Saved data entries
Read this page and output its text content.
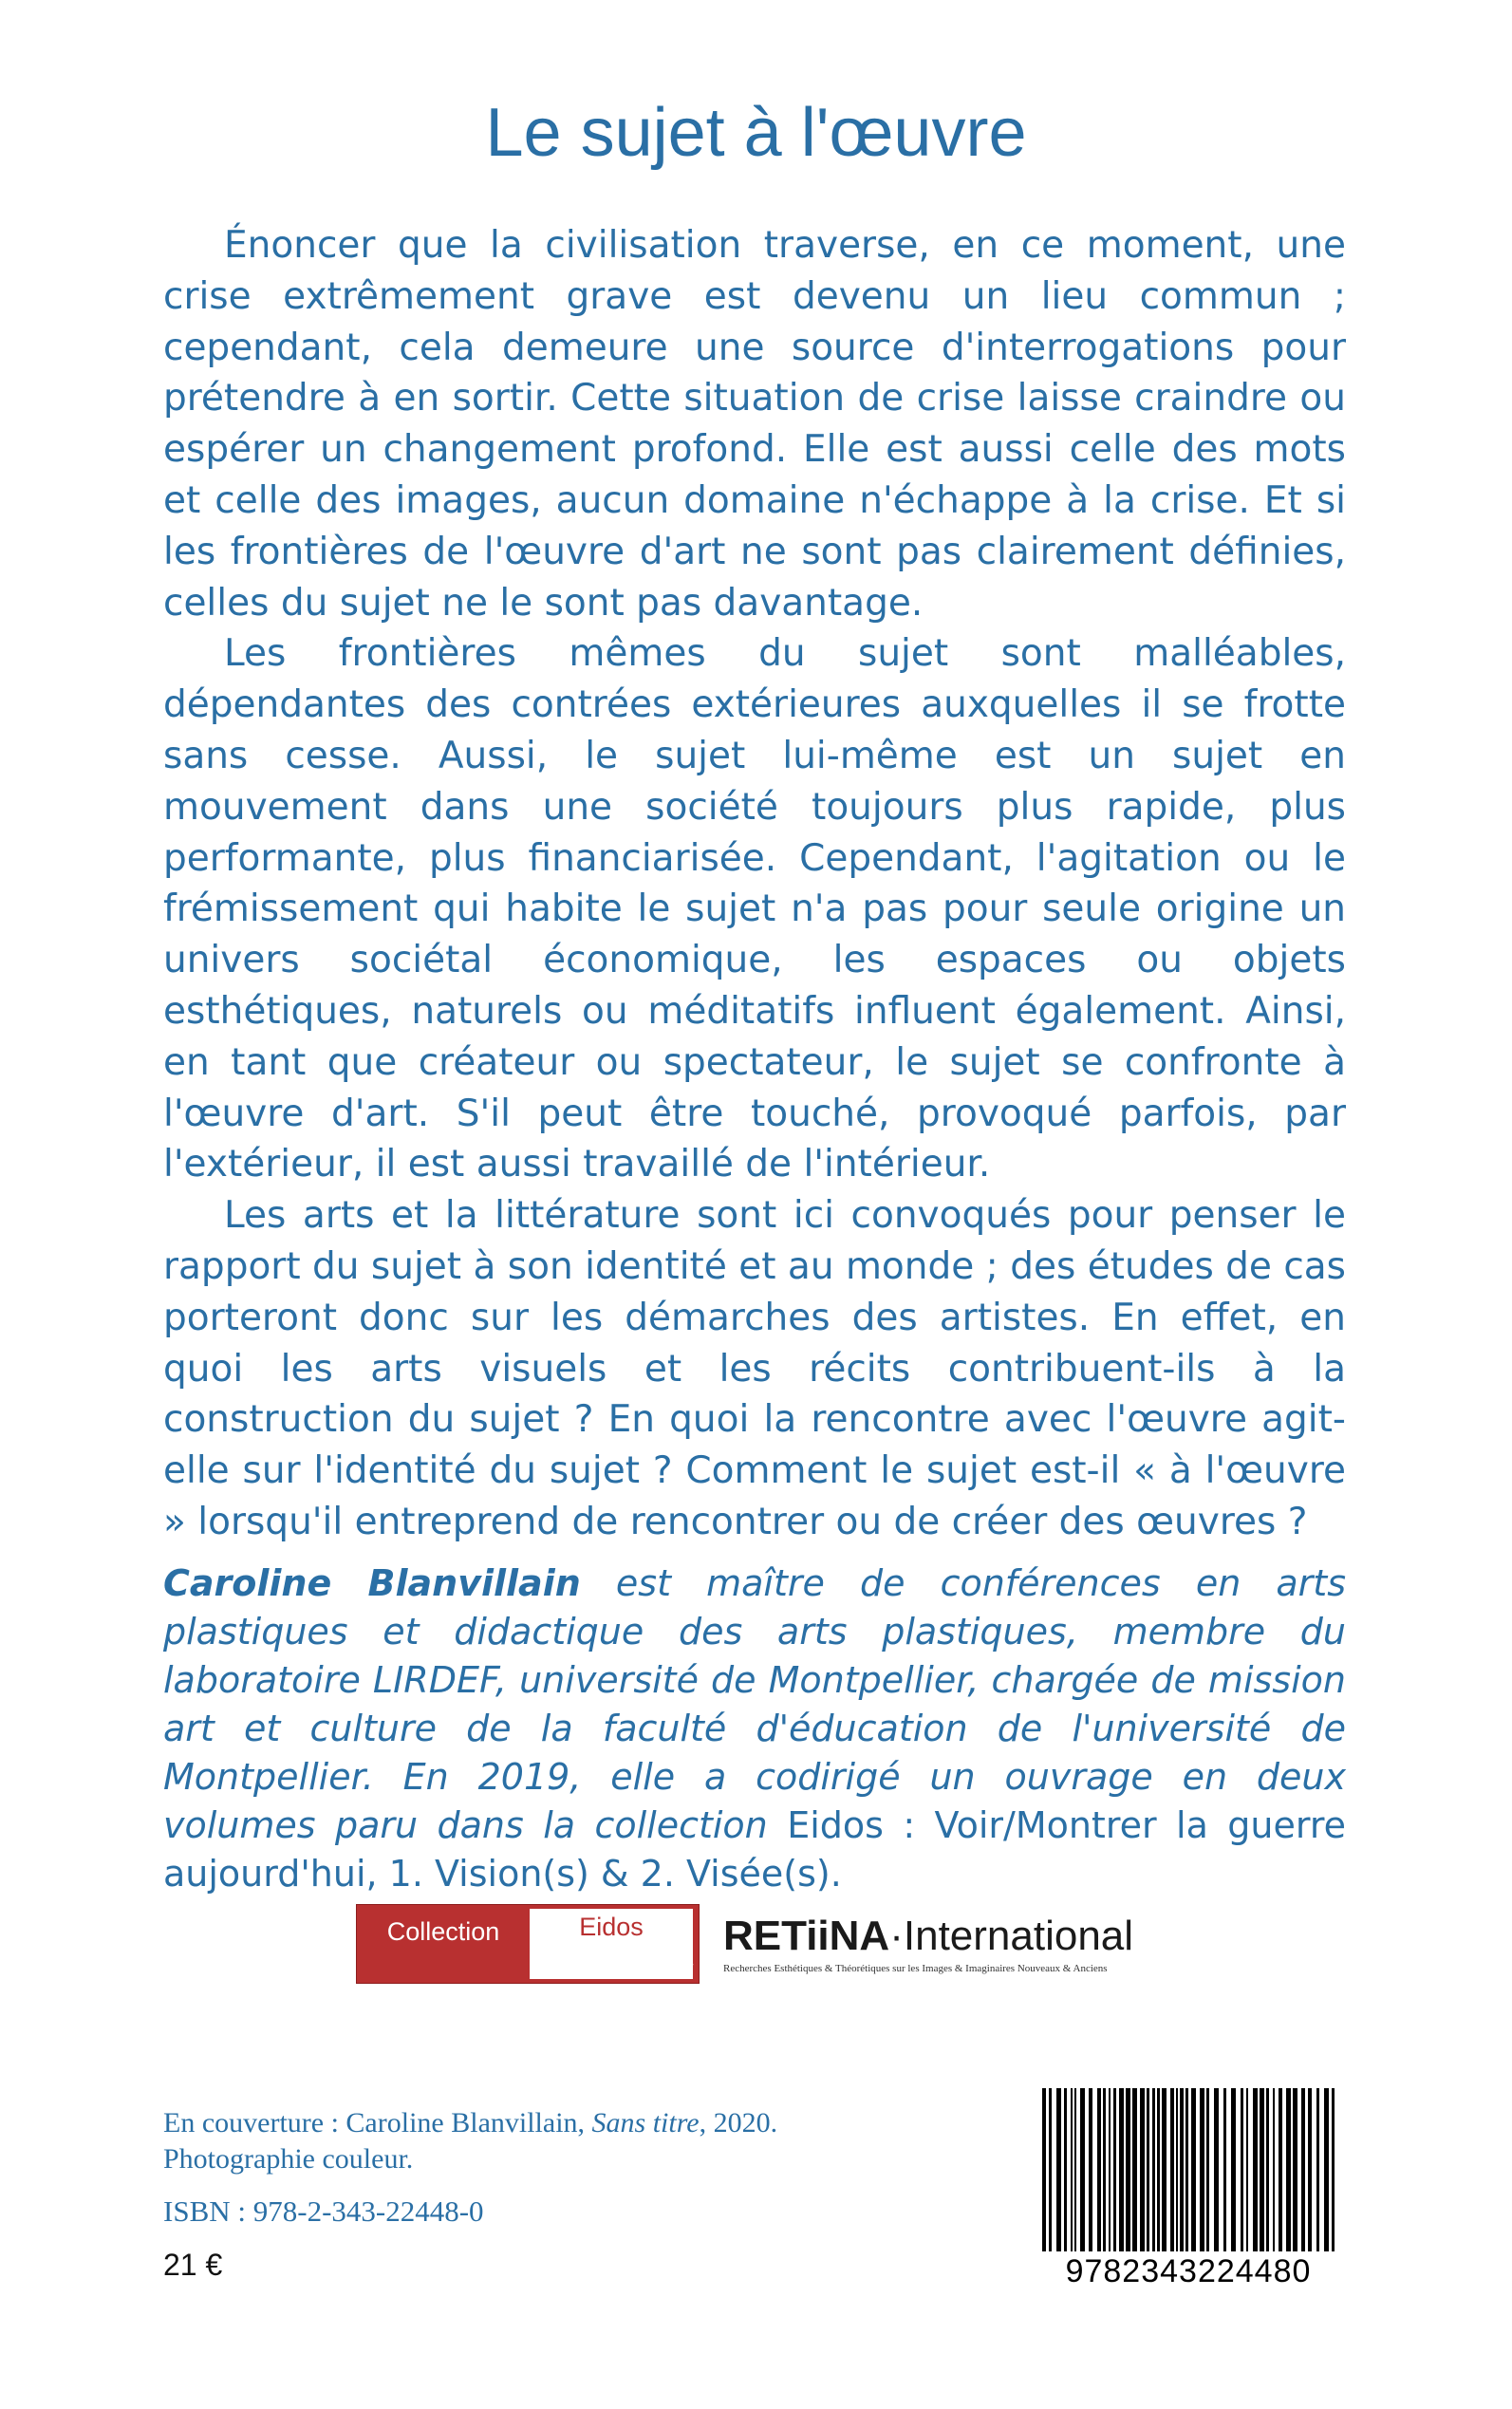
Le sujet à l'œuvre

Énoncer que la civilisation traverse, en ce moment, une crise extrêmement grave est devenu un lieu commun ; cependant, cela demeure une source d'interrogations pour prétendre à en sortir. Cette situation de crise laisse craindre ou espérer un changement profond. Elle est aussi celle des mots et celle des images, aucun domaine n'échappe à la crise. Et si les frontières de l'œuvre d'art ne sont pas clairement définies, celles du sujet ne le sont pas davantage.

Les frontières mêmes du sujet sont malléables, dépendantes des contrées extérieures auxquelles il se frotte sans cesse. Aussi, le sujet lui-même est un sujet en mouvement dans une société toujours plus rapide, plus performante, plus financiarisée. Cependant, l'agitation ou le frémissement qui habite le sujet n'a pas pour seule origine un univers sociétal économique, les espaces ou objets esthétiques, naturels ou méditatifs influent également. Ainsi, en tant que créateur ou spectateur, le sujet se confronte à l'œuvre d'art. S'il peut être touché, provoqué parfois, par l'extérieur, il est aussi travaillé de l'intérieur.

Les arts et la littérature sont ici convoqués pour penser le rapport du sujet à son identité et au monde ; des études de cas porteront donc sur les démarches des artistes. En effet, en quoi les arts visuels et les récits contribuent-ils à la construction du sujet ? En quoi la rencontre avec l'œuvre agit-elle sur l'identité du sujet ? Comment le sujet est-il « à l'œuvre » lorsqu'il entreprend de rencontrer ou de créer des œuvres ?

Caroline Blanvillain est maître de conférences en arts plastiques et didactique des arts plastiques, membre du laboratoire LIRDEF, université de Montpellier, chargée de mission art et culture de la faculté d'éducation de l'université de Montpellier. En 2019, elle a codirigé un ouvrage en deux volumes paru dans la collection Eidos : Voir/Montrer la guerre aujourd'hui, 1. Vision(s) & 2. Visée(s).
Collection	Eidos
by RETiNA.International
RETiiNA·International
Recherches Esthétiques & Théorétiques sur les Images & Imaginaires Nouveaux & Anciens
En couverture : Caroline Blanvillain, Sans titre, 2020.
Photographie couleur.
ISBN : 978-2-343-22448-0
21 €	9782343224480
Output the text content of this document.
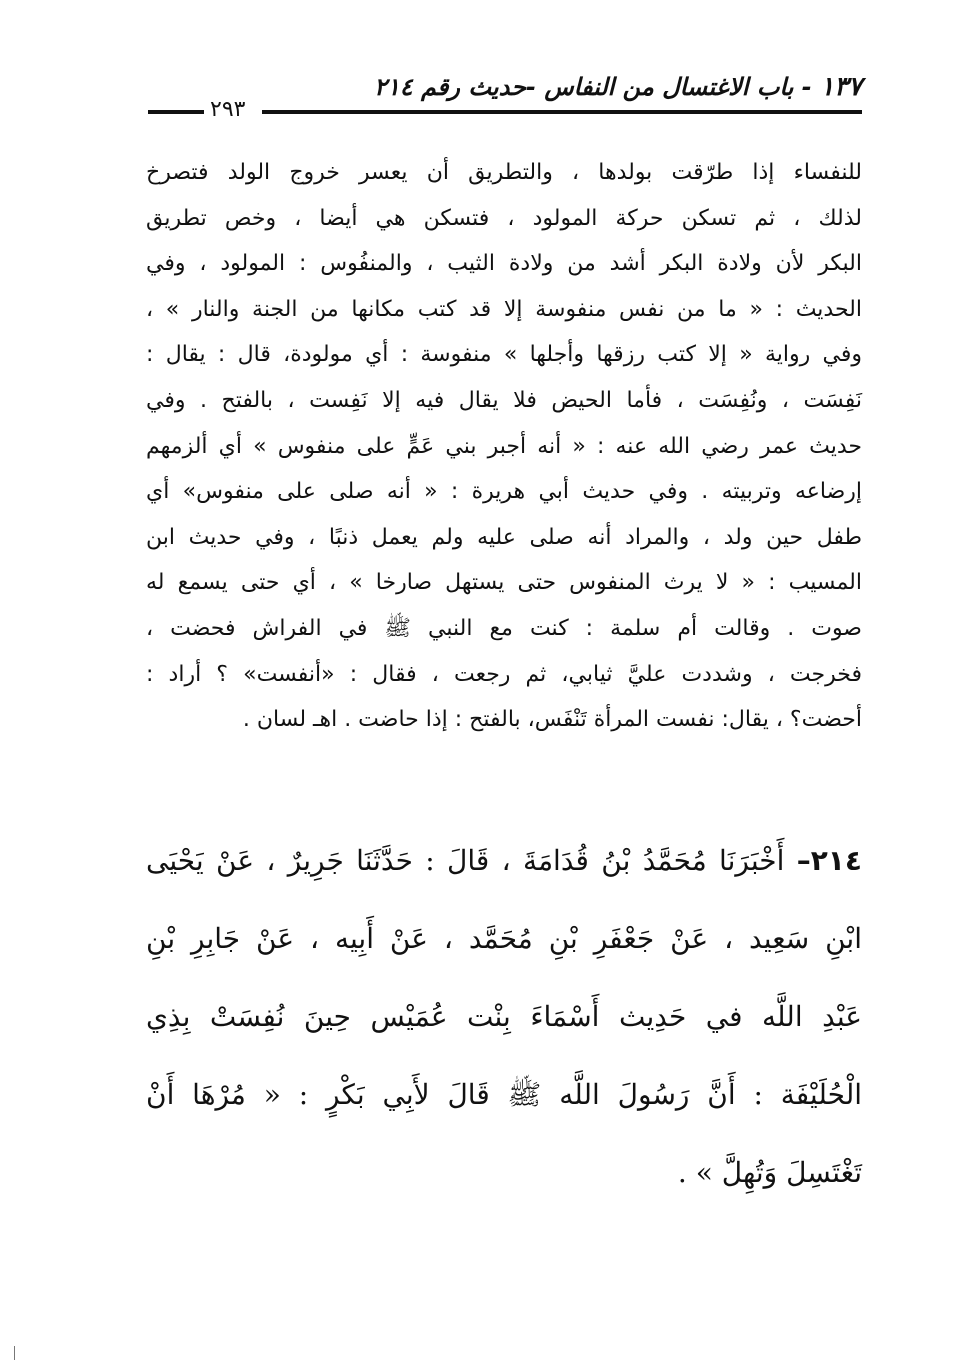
١٣٧ - باب الاغتسال من النفاس -حديث رقم ٢١٤
٢٩٣
للنفساء إذا طرّقت بولدها ، والتطريق أن يعسر خروج الولد فتصرخ
لذلك ، ثم تسكن حركة المولود ، فتسكن هي أيضا ، وخص تطريق
البكر لأن ولادة البكر أشد من ولادة الثيب ، والمنفُوس : المولود ، وفي
الحديث : « ما من نفس منفوسة إلا قد كتب مكانها من الجنة والنار » ،
وفي رواية « إلا كتب رزقها وأجلها » منفوسة : أي مولودة، قال : يقال :
نَفِسَت ، ونُفِسَت ، فأما الحيض فلا يقال فيه إلا نَفِست ، بالفتح . وفي
حديث عمر رضي الله عنه : « أنه أجبر بني عَمٍّ على منفوس » أي ألزمهم
إرضاعه وتربيته . وفي حديث أبي هريرة : « أنه صلى على منفوس» أي
طفل حين ولد ، والمراد أنه صلى عليه ولم يعمل ذنبًا ، وفي حديث ابن
المسيب : « لا يرث المنفوس حتى يستهل صارخا » ، أي حتى يسمع له
صوت . وقالت أم سلمة : كنت مع النبي ﷺ في الفراش فحضت ،
فخرجت ، وشددت عليَّ ثيابي، ثم رجعت ، فقال : «أنفست» ؟ أراد :
أحضت؟ ، يقال: نفست المرأة تَنْفَس، بالفتح : إذا حاضت . اهـ لسان .
٢١٤– أَخْبَرَنَا مُحَمَّدُ بْنُ قُدَامَةَ ، قَالَ : حَدَّثَنَا جَرِيرٌ ، عَنْ يَحْيَى
ابْنِ سَعِيد ، عَنْ جَعْفَرِ بْنِ مُحَمَّد ، عَنْ أَبِيه ، عَنْ جَابِرِ بْنِ
عَبْدِ اللَّه في حَدِيث أَسْمَاءَ بِنْت عُمَيْس حِينَ نُفِسَتْ بِذِي
الْحُلَيْفَة : أَنَّ رَسُولَ اللَّه ﷺ قَالَ لأَبِي بَكْرٍ : « مُرْهَا أَنْ
تَغْتَسِلَ وَتُهِلَّ » .
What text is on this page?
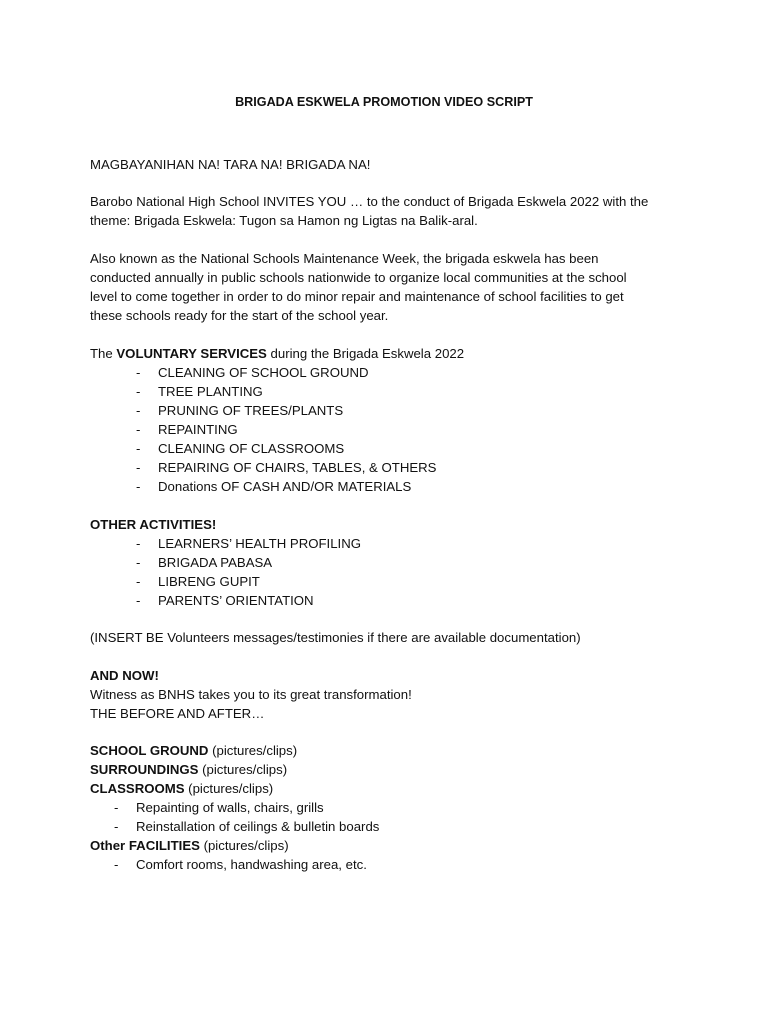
BRIGADA ESKWELA PROMOTION VIDEO SCRIPT
MAGBAYANIHAN NA! TARA NA! BRIGADA NA!
Barobo National High School INVITES YOU … to the conduct of Brigada Eskwela 2022 with the
theme: Brigada Eskwela: Tugon sa Hamon ng Ligtas na Balik-aral.
Also known as the National Schools Maintenance Week, the brigada eskwela has been
conducted annually in public schools nationwide to organize local communities at the school
level to come together in order to do minor repair and maintenance of school facilities to get
these schools ready for the start of the school year.
The VOLUNTARY SERVICES during the Brigada Eskwela 2022
- CLEANING OF SCHOOL GROUND
- TREE PLANTING
- PRUNING OF TREES/PLANTS
- REPAINTING
- CLEANING OF CLASSROOMS
- REPAIRING OF CHAIRS, TABLES, & OTHERS
- Donations OF CASH AND/OR MATERIALS
OTHER ACTIVITIES!
- LEARNERS’ HEALTH PROFILING
- BRIGADA PABASA
- LIBRENG GUPIT
- PARENTS’ ORIENTATION
(INSERT BE Volunteers messages/testimonies if there are available documentation)
AND NOW!
Witness as BNHS takes you to its great transformation!
THE BEFORE AND AFTER…
SCHOOL GROUND (pictures/clips)
SURROUNDINGS (pictures/clips)
CLASSROOMS (pictures/clips)
- Repainting of walls, chairs, grills
- Reinstallation of ceilings & bulletin boards
Other FACILITIES (pictures/clips)
- Comfort rooms, handwashing area, etc.
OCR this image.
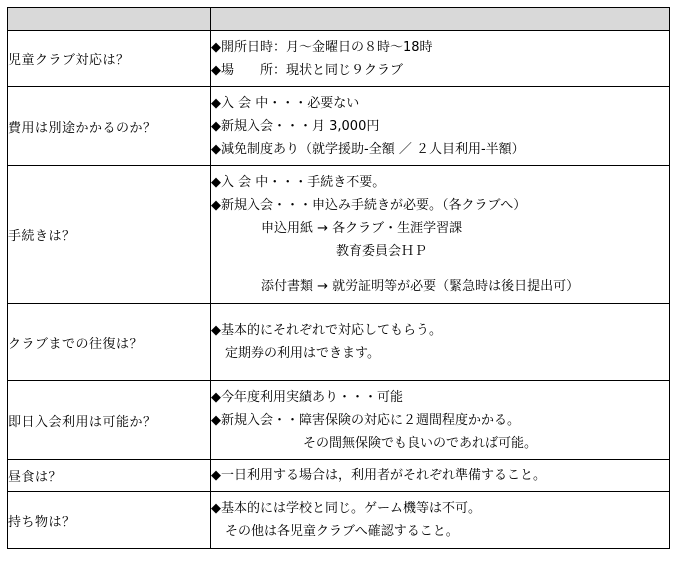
児童クラブ対応は？	◆開所日時：月～金曜日の８時～18時
◆場　　所：現状と同じ９クラブ

費用は別途かかるのか？	◆入 会 中・・・必要ない
◆新規入会・・・月 3,000円
◆減免制度あり（就学援助-全額 ／ ２人目利用-半額）

手続きは？	◆入 会 中・・・手続き不要。
◆新規入会・・・申込み手続きが必要。（各クラブへ）
申込用紙 → 各クラブ・生涯学習課
教育委員会ＨＰ
添付書類 → 就労証明等が必要（緊急時は後日提出可）

クラブまでの往復は？	◆基本的にそれぞれで対応してもらう。
定期券の利用はできます。

即日入会利用は可能か？	◆今年度利用実績あり・・・可能
◆新規入会・・障害保険の対応に２週間程度かかる。
その間無保険でも良いのであれば可能。

昼食は？	◆一日利用する場合は，利用者がそれぞれ準備すること。

持ち物は？	◆基本的には学校と同じ。ゲーム機等は不可。
その他は各児童クラブへ確認すること。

WRITTEN INSTRUCTION: Find each line holding the word "content" and copy it.

RESULT OF THIS EXERCISE:
Read this page and output its text content.
Output the text content of this document.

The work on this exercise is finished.